**EXERCISE OBJECTIVE:**
Write out the whole of the material exactly.

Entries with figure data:
▬▬▬▬▬▬▬▬▬▬
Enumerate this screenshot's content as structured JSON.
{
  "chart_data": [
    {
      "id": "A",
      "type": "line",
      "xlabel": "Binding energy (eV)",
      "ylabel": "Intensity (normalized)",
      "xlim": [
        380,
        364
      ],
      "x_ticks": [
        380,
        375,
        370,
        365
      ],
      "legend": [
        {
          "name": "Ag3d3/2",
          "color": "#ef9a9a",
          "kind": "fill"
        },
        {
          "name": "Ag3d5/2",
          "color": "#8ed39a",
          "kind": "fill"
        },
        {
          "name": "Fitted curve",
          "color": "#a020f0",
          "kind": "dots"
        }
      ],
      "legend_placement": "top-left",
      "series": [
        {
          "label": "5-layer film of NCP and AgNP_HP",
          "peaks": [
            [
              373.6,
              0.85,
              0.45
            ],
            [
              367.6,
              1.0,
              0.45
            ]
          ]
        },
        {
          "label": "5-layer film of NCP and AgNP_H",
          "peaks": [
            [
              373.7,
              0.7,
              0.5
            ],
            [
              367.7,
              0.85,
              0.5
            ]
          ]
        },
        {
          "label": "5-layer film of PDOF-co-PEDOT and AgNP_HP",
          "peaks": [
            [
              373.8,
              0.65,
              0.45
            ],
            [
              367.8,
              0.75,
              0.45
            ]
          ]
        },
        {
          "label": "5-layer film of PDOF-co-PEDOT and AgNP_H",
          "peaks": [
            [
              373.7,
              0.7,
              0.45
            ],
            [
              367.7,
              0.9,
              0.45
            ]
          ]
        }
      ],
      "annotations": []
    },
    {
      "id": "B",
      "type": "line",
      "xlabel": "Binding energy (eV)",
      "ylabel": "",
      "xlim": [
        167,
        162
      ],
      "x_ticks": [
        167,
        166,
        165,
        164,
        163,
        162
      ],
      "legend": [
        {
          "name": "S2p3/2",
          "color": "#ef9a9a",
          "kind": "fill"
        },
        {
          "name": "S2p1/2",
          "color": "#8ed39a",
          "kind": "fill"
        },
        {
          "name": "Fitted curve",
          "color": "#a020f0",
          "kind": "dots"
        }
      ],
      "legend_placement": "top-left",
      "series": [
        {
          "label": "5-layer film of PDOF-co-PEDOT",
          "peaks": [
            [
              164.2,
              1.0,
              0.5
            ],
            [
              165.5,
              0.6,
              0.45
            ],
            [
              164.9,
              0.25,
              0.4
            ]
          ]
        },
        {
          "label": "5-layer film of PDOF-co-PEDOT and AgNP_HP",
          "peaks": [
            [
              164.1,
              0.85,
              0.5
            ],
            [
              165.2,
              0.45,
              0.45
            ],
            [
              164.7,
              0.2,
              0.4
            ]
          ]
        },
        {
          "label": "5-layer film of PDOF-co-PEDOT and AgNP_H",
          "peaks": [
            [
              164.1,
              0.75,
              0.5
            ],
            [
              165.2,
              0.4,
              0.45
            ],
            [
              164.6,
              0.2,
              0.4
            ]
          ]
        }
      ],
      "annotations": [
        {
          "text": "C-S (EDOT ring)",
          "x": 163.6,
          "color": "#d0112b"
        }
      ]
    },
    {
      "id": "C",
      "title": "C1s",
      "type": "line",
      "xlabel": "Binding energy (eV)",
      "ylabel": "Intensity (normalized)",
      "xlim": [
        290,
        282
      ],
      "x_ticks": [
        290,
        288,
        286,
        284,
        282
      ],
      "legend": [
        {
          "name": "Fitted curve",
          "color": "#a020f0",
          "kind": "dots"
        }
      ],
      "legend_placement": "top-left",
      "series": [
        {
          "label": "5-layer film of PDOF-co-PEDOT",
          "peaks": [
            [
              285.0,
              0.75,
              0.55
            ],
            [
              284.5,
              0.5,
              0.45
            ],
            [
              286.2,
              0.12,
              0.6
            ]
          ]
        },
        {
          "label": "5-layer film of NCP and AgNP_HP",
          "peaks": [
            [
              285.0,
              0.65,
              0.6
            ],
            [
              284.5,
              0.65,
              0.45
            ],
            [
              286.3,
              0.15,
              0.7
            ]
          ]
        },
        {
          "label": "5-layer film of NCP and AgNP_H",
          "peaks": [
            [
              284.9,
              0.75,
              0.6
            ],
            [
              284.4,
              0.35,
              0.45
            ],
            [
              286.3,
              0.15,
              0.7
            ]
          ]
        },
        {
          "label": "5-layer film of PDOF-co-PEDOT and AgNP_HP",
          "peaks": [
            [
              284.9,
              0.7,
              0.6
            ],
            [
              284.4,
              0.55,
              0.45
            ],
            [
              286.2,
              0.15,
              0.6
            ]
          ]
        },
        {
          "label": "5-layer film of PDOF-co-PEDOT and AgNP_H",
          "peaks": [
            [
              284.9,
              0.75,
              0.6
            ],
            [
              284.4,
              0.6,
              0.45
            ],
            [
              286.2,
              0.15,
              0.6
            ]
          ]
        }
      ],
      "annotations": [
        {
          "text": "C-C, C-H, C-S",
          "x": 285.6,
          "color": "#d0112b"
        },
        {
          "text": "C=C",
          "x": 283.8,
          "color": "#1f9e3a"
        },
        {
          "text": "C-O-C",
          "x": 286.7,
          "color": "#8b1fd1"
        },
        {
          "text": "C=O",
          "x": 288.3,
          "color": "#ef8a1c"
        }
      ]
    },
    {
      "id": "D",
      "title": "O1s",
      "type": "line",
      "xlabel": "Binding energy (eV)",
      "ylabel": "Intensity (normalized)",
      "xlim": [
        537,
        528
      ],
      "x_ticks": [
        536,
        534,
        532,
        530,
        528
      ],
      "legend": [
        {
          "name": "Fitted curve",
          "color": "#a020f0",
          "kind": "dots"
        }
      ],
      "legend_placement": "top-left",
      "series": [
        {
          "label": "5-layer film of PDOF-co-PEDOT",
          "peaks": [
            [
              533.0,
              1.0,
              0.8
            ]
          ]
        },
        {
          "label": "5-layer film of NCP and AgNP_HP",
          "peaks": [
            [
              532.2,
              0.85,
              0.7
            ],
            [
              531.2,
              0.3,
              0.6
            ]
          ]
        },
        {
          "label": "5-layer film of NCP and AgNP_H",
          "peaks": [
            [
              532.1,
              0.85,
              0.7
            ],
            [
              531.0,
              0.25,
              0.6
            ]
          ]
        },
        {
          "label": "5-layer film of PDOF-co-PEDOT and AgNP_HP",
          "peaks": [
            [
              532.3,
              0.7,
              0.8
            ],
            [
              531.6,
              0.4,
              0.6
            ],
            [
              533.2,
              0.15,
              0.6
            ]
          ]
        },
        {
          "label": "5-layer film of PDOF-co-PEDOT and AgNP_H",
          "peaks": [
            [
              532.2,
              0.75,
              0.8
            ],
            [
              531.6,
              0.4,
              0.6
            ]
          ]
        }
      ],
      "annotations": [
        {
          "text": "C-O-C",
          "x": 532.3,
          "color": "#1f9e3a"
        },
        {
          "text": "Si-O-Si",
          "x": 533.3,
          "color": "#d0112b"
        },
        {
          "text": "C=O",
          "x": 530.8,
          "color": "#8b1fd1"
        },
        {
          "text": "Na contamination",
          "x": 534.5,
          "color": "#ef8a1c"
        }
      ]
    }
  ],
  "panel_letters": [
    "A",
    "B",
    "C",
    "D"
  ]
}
▬▬▬▬▬▬▬▬▬▬
**ANSWER FOR THIS EXERCISE:**
Enumerate this screenshot's content as structured JSON.
{
  "chart_data": [
    {
      "id": "A",
      "type": "line",
      "xlabel": "Binding energy (eV)",
      "ylabel": "Intensity (normalized)",
      "xlim": [
        380,
        364
      ],
      "x_ticks": [
        380,
        375,
        370,
        365
      ],
      "legend": [
        {
          "name": "Ag3d3/2",
          "color": "#ef9a9a",
          "kind": "fill"
        },
        {
          "name": "Ag3d5/2",
          "color": "#8ed39a",
          "kind": "fill"
        },
        {
          "name": "Fitted curve",
          "color": "#a020f0",
          "kind": "dots"
        }
      ],
      "legend_placement": "top-left",
      "series": [
        {
          "label": "5-layer film of NCP and AgNP_HP",
          "peaks": [
            [
              373.6,
              0.85,
              0.45
            ],
            [
              367.6,
              1.0,
              0.45
            ]
          ]
        },
        {
          "label": "5-layer film of NCP and AgNP_H",
          "peaks": [
            [
              373.7,
              0.7,
              0.5
            ],
            [
              367.7,
              0.85,
              0.5
            ]
          ]
        },
        {
          "label": "5-layer film of PDOF-co-PEDOT and AgNP_HP",
          "peaks": [
            [
              373.8,
              0.65,
              0.45
            ],
            [
              367.8,
              0.75,
              0.45
            ]
          ]
        },
        {
          "label": "5-layer film of PDOF-co-PEDOT and AgNP_H",
          "peaks": [
            [
              373.7,
              0.7,
              0.45
            ],
            [
              367.7,
              0.9,
              0.45
            ]
          ]
        }
      ],
      "annotations": []
    },
    {
      "id": "B",
      "type": "line",
      "xlabel": "Binding energy (eV)",
      "ylabel": "",
      "xlim": [
        167,
        162
      ],
      "x_ticks": [
        167,
        166,
        165,
        164,
        163,
        162
      ],
      "legend": [
        {
          "name": "S2p3/2",
          "color": "#ef9a9a",
          "kind": "fill"
        },
        {
          "name": "S2p1/2",
          "color": "#8ed39a",
          "kind": "fill"
        },
        {
          "name": "Fitted curve",
          "color": "#a020f0",
          "kind": "dots"
        }
      ],
      "legend_placement": "top-left",
      "series": [
        {
          "label": "5-layer film of PDOF-co-PEDOT",
          "peaks": [
            [
              164.2,
              1.0,
              0.5
            ],
            [
              165.5,
              0.6,
              0.45
            ],
            [
              164.9,
              0.25,
              0.4
            ]
          ]
        },
        {
          "label": "5-layer film of PDOF-co-PEDOT and AgNP_HP",
          "peaks": [
            [
              164.1,
              0.85,
              0.5
            ],
            [
              165.2,
              0.45,
              0.45
            ],
            [
              164.7,
              0.2,
              0.4
            ]
          ]
        },
        {
          "label": "5-layer film of PDOF-co-PEDOT and AgNP_H",
          "peaks": [
            [
              164.1,
              0.75,
              0.5
            ],
            [
              165.2,
              0.4,
              0.45
            ],
            [
              164.6,
              0.2,
              0.4
            ]
          ]
        }
      ],
      "annotations": [
        {
          "text": "C-S (EDOT ring)",
          "x": 163.6,
          "color": "#d0112b"
        }
      ]
    },
    {
      "id": "C",
      "title": "C1s",
      "type": "line",
      "xlabel": "Binding energy (eV)",
      "ylabel": "Intensity (normalized)",
      "xlim": [
        290,
        282
      ],
      "x_ticks": [
        290,
        288,
        286,
        284,
        282
      ],
      "legend": [
        {
          "name": "Fitted curve",
          "color": "#a020f0",
          "kind": "dots"
        }
      ],
      "legend_placement": "top-left",
      "series": [
        {
          "label": "5-layer film of PDOF-co-PEDOT",
          "peaks": [
            [
              285.0,
              0.75,
              0.55
            ],
            [
              284.5,
              0.5,
              0.45
            ],
            [
              286.2,
              0.12,
              0.6
            ]
          ]
        },
        {
          "label": "5-layer film of NCP and AgNP_HP",
          "peaks": [
            [
              285.0,
              0.65,
              0.6
            ],
            [
              284.5,
              0.65,
              0.45
            ],
            [
              286.3,
              0.15,
              0.7
            ]
          ]
        },
        {
          "label": "5-layer film of NCP and AgNP_H",
          "peaks": [
            [
              284.9,
              0.75,
              0.6
            ],
            [
              284.4,
              0.35,
              0.45
            ],
            [
              286.3,
              0.15,
              0.7
            ]
          ]
        },
        {
          "label": "5-layer film of PDOF-co-PEDOT and AgNP_HP",
          "peaks": [
            [
              284.9,
              0.7,
              0.6
            ],
            [
              284.4,
              0.55,
              0.45
            ],
            [
              286.2,
              0.15,
              0.6
            ]
          ]
        },
        {
          "label": "5-layer film of PDOF-co-PEDOT and AgNP_H",
          "peaks": [
            [
              284.9,
              0.75,
              0.6
            ],
            [
              284.4,
              0.6,
              0.45
            ],
            [
              286.2,
              0.15,
              0.6
            ]
          ]
        }
      ],
      "annotations": [
        {
          "text": "C-C, C-H, C-S",
          "x": 285.6,
          "color": "#d0112b"
        },
        {
          "text": "C=C",
          "x": 283.8,
          "color": "#1f9e3a"
        },
        {
          "text": "C-O-C",
          "x": 286.7,
          "color": "#8b1fd1"
        },
        {
          "text": "C=O",
          "x": 288.3,
          "color": "#ef8a1c"
        }
      ]
    },
    {
      "id": "D",
      "title": "O1s",
      "type": "line",
      "xlabel": "Binding energy (eV)",
      "ylabel": "Intensity (normalized)",
      "xlim": [
        537,
        528
      ],
      "x_ticks": [
        536,
        534,
        532,
        530,
        528
      ],
      "legend": [
        {
          "name": "Fitted curve",
          "color": "#a020f0",
          "kind": "dots"
        }
      ],
      "legend_placement": "top-left",
      "series": [
        {
          "label": "5-layer film of PDOF-co-PEDOT",
          "peaks": [
            [
              533.0,
              1.0,
              0.8
            ]
          ]
        },
        {
          "label": "5-layer film of NCP and AgNP_HP",
          "peaks": [
            [
              532.2,
              0.85,
              0.7
            ],
            [
              531.2,
              0.3,
              0.6
            ]
          ]
        },
        {
          "label": "5-layer film of NCP and AgNP_H",
          "peaks": [
            [
              532.1,
              0.85,
              0.7
            ],
            [
              531.0,
              0.25,
              0.6
            ]
          ]
        },
        {
          "label": "5-layer film of PDOF-co-PEDOT and AgNP_HP",
          "peaks": [
            [
              532.3,
              0.7,
              0.8
            ],
            [
              531.6,
              0.4,
              0.6
            ],
            [
              533.2,
              0.15,
              0.6
            ]
          ]
        },
        {
          "label": "5-layer film of PDOF-co-PEDOT and AgNP_H",
          "peaks": [
            [
              532.2,
              0.75,
              0.8
            ],
            [
              531.6,
              0.4,
              0.6
            ]
          ]
        }
      ],
      "annotations": [
        {
          "text": "C-O-C",
          "x": 532.3,
          "color": "#1f9e3a"
        },
        {
          "text": "Si-O-Si",
          "x": 533.3,
          "color": "#d0112b"
        },
        {
          "text": "C=O",
          "x": 530.8,
          "color": "#8b1fd1"
        },
        {
          "text": "Na contamination",
          "x": 534.5,
          "color": "#ef8a1c"
        }
      ]
    }
  ],
  "panel_letters": [
    "A",
    "B",
    "C",
    "D"
  ]
}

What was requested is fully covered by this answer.